### Entries provided

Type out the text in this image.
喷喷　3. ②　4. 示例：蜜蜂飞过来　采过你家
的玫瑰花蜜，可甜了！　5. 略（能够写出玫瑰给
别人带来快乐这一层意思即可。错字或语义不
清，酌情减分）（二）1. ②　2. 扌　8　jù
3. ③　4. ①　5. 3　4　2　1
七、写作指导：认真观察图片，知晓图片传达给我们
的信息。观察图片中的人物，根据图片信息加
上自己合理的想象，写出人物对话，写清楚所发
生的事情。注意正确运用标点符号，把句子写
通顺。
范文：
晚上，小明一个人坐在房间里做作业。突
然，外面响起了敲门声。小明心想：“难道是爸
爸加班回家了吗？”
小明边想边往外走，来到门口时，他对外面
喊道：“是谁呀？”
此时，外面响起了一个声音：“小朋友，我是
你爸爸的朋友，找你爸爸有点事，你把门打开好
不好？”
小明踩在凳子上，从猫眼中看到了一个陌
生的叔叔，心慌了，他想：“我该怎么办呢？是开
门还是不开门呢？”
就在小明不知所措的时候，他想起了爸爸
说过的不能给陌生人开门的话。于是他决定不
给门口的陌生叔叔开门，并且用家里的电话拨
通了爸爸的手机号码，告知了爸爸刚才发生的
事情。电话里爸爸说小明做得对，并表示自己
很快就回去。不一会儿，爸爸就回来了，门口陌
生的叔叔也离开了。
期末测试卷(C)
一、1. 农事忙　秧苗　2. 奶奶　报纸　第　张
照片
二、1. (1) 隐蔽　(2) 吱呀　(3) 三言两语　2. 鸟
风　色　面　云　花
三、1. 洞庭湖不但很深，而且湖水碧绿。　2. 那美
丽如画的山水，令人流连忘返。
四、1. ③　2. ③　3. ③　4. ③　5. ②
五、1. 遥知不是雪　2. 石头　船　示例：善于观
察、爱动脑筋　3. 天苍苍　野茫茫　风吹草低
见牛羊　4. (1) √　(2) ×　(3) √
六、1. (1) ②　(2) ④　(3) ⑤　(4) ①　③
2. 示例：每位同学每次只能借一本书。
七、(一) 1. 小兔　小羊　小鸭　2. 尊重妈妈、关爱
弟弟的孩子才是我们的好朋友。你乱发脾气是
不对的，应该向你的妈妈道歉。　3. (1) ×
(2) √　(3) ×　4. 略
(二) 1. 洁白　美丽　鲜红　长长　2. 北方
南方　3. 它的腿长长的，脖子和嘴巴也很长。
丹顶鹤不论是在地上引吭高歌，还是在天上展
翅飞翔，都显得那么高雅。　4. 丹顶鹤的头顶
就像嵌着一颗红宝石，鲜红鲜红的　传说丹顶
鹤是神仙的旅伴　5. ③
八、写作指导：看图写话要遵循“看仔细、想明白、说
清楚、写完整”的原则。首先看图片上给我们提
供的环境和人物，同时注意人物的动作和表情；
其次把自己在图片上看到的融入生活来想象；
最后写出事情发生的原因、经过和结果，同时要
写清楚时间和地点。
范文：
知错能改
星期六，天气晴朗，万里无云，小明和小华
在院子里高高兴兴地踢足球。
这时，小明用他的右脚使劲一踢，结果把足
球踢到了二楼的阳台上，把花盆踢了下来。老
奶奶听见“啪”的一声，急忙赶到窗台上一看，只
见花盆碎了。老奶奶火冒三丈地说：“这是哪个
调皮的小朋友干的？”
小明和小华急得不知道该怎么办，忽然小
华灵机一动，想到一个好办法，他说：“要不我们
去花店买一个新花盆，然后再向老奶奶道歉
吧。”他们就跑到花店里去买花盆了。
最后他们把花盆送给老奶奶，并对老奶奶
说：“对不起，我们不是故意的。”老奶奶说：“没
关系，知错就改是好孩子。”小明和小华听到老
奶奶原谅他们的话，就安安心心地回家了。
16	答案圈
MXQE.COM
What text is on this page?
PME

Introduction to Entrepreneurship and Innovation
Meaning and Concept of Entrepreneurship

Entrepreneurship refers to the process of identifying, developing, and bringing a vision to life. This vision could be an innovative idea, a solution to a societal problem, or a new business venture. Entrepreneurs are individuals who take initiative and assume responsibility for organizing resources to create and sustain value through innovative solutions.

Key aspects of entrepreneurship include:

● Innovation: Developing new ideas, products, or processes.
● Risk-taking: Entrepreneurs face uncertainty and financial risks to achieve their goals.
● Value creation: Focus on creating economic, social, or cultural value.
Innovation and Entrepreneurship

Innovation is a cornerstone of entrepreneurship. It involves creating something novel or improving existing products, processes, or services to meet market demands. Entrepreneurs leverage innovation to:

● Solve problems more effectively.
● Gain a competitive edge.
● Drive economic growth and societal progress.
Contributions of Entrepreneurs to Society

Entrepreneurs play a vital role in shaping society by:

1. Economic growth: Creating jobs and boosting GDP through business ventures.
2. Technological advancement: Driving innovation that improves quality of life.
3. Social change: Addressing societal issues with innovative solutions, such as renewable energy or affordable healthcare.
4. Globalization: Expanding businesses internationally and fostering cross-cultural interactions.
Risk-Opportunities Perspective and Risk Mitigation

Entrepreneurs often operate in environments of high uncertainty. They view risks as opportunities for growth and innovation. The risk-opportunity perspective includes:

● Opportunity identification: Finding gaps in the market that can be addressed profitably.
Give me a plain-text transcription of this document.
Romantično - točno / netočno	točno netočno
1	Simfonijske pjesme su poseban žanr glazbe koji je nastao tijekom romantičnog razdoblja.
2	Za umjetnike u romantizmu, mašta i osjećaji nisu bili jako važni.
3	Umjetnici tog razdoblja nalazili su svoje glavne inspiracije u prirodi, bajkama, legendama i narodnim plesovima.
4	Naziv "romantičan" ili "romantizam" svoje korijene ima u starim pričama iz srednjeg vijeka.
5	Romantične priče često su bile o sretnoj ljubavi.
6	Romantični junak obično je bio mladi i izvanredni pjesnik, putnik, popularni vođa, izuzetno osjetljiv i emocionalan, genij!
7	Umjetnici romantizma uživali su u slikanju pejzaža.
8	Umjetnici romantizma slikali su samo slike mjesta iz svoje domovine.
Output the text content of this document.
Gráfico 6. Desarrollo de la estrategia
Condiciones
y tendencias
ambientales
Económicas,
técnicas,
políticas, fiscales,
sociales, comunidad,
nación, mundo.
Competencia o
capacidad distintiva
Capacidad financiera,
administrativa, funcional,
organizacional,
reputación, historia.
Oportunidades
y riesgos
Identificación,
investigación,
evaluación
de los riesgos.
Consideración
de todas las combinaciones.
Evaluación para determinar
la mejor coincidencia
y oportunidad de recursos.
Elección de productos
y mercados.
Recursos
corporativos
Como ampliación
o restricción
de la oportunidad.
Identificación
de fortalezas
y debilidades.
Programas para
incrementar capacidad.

######

What to produce:
Exact output of every entry is required.

Reply to the exercise:
Type out the text in this image.
喷喷　3. ②　4. 示例：蜜蜂飞过来　采过你家
的玫瑰花蜜，可甜了！　5. 略（能够写出玫瑰给
别人带来快乐这一层意思即可。错字或语义不
清，酌情减分）（二）1. ②　2. 扌　8　jù
3. ③　4. ①　5. 3　4　2　1
七、写作指导：认真观察图片，知晓图片传达给我们
的信息。观察图片中的人物，根据图片信息加
上自己合理的想象，写出人物对话，写清楚所发
生的事情。注意正确运用标点符号，把句子写
通顺。
范文：
晚上，小明一个人坐在房间里做作业。突
然，外面响起了敲门声。小明心想：“难道是爸
爸加班回家了吗？”
小明边想边往外走，来到门口时，他对外面
喊道：“是谁呀？”
此时，外面响起了一个声音：“小朋友，我是
你爸爸的朋友，找你爸爸有点事，你把门打开好
不好？”
小明踩在凳子上，从猫眼中看到了一个陌
生的叔叔，心慌了，他想：“我该怎么办呢？是开
门还是不开门呢？”
就在小明不知所措的时候，他想起了爸爸
说过的不能给陌生人开门的话。于是他决定不
给门口的陌生叔叔开门，并且用家里的电话拨
通了爸爸的手机号码，告知了爸爸刚才发生的
事情。电话里爸爸说小明做得对，并表示自己
很快就回去。不一会儿，爸爸就回来了，门口陌
生的叔叔也离开了。
期末测试卷(C)
一、1. 农事忙　秧苗　2. 奶奶　报纸　第　张
照片
二、1. (1) 隐蔽　(2) 吱呀　(3) 三言两语　2. 鸟
风　色　面　云　花
三、1. 洞庭湖不但很深，而且湖水碧绿。　2. 那美
丽如画的山水，令人流连忘返。
四、1. ③　2. ③　3. ③　4. ③　5. ②
五、1. 遥知不是雪　2. 石头　船　示例：善于观
察、爱动脑筋　3. 天苍苍　野茫茫　风吹草低
见牛羊　4. (1) √　(2) ×　(3) √
六、1. (1) ②　(2) ④　(3) ⑤　(4) ①　③
2. 示例：每位同学每次只能借一本书。
七、(一) 1. 小兔　小羊　小鸭　2. 尊重妈妈、关爱
弟弟的孩子才是我们的好朋友。你乱发脾气是
不对的，应该向你的妈妈道歉。　3. (1) ×
(2) √　(3) ×　4. 略
(二) 1. 洁白　美丽　鲜红　长长　2. 北方
南方　3. 它的腿长长的，脖子和嘴巴也很长。
丹顶鹤不论是在地上引吭高歌，还是在天上展
翅飞翔，都显得那么高雅。　4. 丹顶鹤的头顶
就像嵌着一颗红宝石，鲜红鲜红的　传说丹顶
鹤是神仙的旅伴　5. ③
八、写作指导：看图写话要遵循“看仔细、想明白、说
清楚、写完整”的原则。首先看图片上给我们提
供的环境和人物，同时注意人物的动作和表情；
其次把自己在图片上看到的融入生活来想象；
最后写出事情发生的原因、经过和结果，同时要
写清楚时间和地点。
范文：
知错能改
星期六，天气晴朗，万里无云，小明和小华
在院子里高高兴兴地踢足球。
这时，小明用他的右脚使劲一踢，结果把足
球踢到了二楼的阳台上，把花盆踢了下来。老
奶奶听见“啪”的一声，急忙赶到窗台上一看，只
见花盆碎了。老奶奶火冒三丈地说：“这是哪个
调皮的小朋友干的？”
小明和小华急得不知道该怎么办，忽然小
华灵机一动，想到一个好办法，他说：“要不我们
去花店买一个新花盆，然后再向老奶奶道歉
吧。”他们就跑到花店里去买花盆了。
最后他们把花盆送给老奶奶，并对老奶奶
说：“对不起，我们不是故意的。”老奶奶说：“没
关系，知错就改是好孩子。”小明和小华听到老
奶奶原谅他们的话，就安安心心地回家了。
16	答案圈
MXQE.COM
What text is on this page?
PME

Introduction to Entrepreneurship and Innovation
Meaning and Concept of Entrepreneurship

Entrepreneurship refers to the process of identifying, developing, and bringing a vision to life. This vision could be an innovative idea, a solution to a societal problem, or a new business venture. Entrepreneurs are individuals who take initiative and assume responsibility for organizing resources to create and sustain value through innovative solutions.

Key aspects of entrepreneurship include:

● Innovation: Developing new ideas, products, or processes.
● Risk-taking: Entrepreneurs face uncertainty and financial risks to achieve their goals.
● Value creation: Focus on creating economic, social, or cultural value.
Innovation and Entrepreneurship

Innovation is a cornerstone of entrepreneurship. It involves creating something novel or improving existing products, processes, or services to meet market demands. Entrepreneurs leverage innovation to:

● Solve problems more effectively.
● Gain a competitive edge.
● Drive economic growth and societal progress.
Contributions of Entrepreneurs to Society

Entrepreneurs play a vital role in shaping society by:

1. Economic growth: Creating jobs and boosting GDP through business ventures.
2. Technological advancement: Driving innovation that improves quality of life.
3. Social change: Addressing societal issues with innovative solutions, such as renewable energy or affordable healthcare.
4. Globalization: Expanding businesses internationally and fostering cross-cultural interactions.
Risk-Opportunities Perspective and Risk Mitigation

Entrepreneurs often operate in environments of high uncertainty. They view risks as opportunities for growth and innovation. The risk-opportunity perspective includes:

● Opportunity identification: Finding gaps in the market that can be addressed profitably.
Give me a plain-text transcription of this document.
Romantično - točno / netočno	točno netočno
1	Simfonijske pjesme su poseban žanr glazbe koji je nastao tijekom romantičnog razdoblja.
2	Za umjetnike u romantizmu, mašta i osjećaji nisu bili jako važni.
3	Umjetnici tog razdoblja nalazili su svoje glavne inspiracije u prirodi, bajkama, legendama i narodnim plesovima.
4	Naziv "romantičan" ili "romantizam" svoje korijene ima u starim pričama iz srednjeg vijeka.
5	Romantične priče često su bile o sretnoj ljubavi.
6	Romantični junak obično je bio mladi i izvanredni pjesnik, putnik, popularni vođa, izuzetno osjetljiv i emocionalan, genij!
7	Umjetnici romantizma uživali su u slikanju pejzaža.
8	Umjetnici romantizma slikali su samo slike mjesta iz svoje domovine.
Output the text content of this document.
Gráfico 6. Desarrollo de la estrategia
Condiciones
y tendencias
ambientales
Económicas,
técnicas,
políticas, fiscales,
sociales, comunidad,
nación, mundo.
Competencia o
capacidad distintiva
Capacidad financiera,
administrativa, funcional,
organizacional,
reputación, historia.
Oportunidades
y riesgos
Identificación,
investigación,
evaluación
de los riesgos.
Consideración
de todas las combinaciones.
Evaluación para determinar
la mejor coincidencia
y oportunidad de recursos.
Elección de productos
y mercados.
Recursos
corporativos
Como ampliación
o restricción
de la oportunidad.
Identificación
de fortalezas
y debilidades.
Programas para
incrementar capacidad.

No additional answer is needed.